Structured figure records

+ + + + + + +

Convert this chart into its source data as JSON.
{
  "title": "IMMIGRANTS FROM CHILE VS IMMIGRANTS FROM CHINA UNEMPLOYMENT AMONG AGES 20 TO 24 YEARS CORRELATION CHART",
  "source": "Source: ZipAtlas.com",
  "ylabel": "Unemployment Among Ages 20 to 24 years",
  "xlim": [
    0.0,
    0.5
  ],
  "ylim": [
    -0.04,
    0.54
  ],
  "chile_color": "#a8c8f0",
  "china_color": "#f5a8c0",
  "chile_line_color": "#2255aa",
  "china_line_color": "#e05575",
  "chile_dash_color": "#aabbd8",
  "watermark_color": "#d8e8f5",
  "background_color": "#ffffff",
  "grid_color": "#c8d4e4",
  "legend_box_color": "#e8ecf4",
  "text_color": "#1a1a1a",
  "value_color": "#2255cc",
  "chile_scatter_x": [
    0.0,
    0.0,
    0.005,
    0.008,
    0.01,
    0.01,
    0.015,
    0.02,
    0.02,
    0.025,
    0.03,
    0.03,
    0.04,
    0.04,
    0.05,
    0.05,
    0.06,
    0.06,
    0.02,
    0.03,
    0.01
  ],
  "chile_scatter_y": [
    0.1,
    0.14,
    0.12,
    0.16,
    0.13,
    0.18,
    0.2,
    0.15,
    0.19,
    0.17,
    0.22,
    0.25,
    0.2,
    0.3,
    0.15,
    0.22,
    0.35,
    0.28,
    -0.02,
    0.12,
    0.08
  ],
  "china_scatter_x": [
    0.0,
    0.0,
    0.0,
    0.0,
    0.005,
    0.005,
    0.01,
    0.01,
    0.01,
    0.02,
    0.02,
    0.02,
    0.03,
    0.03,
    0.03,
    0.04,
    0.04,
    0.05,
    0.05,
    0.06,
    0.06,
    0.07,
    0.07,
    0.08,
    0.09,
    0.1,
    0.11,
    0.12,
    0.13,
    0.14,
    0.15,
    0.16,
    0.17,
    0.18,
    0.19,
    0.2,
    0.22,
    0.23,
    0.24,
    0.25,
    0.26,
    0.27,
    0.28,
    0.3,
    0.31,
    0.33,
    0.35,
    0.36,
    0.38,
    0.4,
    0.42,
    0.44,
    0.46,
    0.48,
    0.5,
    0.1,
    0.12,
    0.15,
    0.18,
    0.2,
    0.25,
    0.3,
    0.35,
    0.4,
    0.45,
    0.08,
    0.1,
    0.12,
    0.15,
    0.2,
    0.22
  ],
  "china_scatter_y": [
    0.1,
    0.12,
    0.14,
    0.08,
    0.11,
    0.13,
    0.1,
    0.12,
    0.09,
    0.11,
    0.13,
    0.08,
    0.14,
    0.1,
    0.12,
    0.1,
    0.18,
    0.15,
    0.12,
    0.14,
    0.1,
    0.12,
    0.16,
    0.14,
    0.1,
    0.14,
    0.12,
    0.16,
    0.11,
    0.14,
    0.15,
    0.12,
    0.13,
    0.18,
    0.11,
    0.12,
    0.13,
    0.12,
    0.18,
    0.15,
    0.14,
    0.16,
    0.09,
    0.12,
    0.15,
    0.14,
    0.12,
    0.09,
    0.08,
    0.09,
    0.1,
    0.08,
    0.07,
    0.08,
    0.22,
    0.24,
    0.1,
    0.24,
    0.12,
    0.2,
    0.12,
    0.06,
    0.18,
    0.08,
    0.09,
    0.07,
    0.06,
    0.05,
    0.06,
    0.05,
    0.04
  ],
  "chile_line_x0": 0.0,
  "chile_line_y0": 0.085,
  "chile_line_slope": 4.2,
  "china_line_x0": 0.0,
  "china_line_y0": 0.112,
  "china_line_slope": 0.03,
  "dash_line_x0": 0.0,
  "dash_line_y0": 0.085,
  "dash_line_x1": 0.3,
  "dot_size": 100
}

+ + + + + + +

AIM — Copy every line of the listing where the word "source" appears.

FINISHED TASK —
Convert this chart into its source data as JSON.
  "source": "Source: ZipAtlas.com",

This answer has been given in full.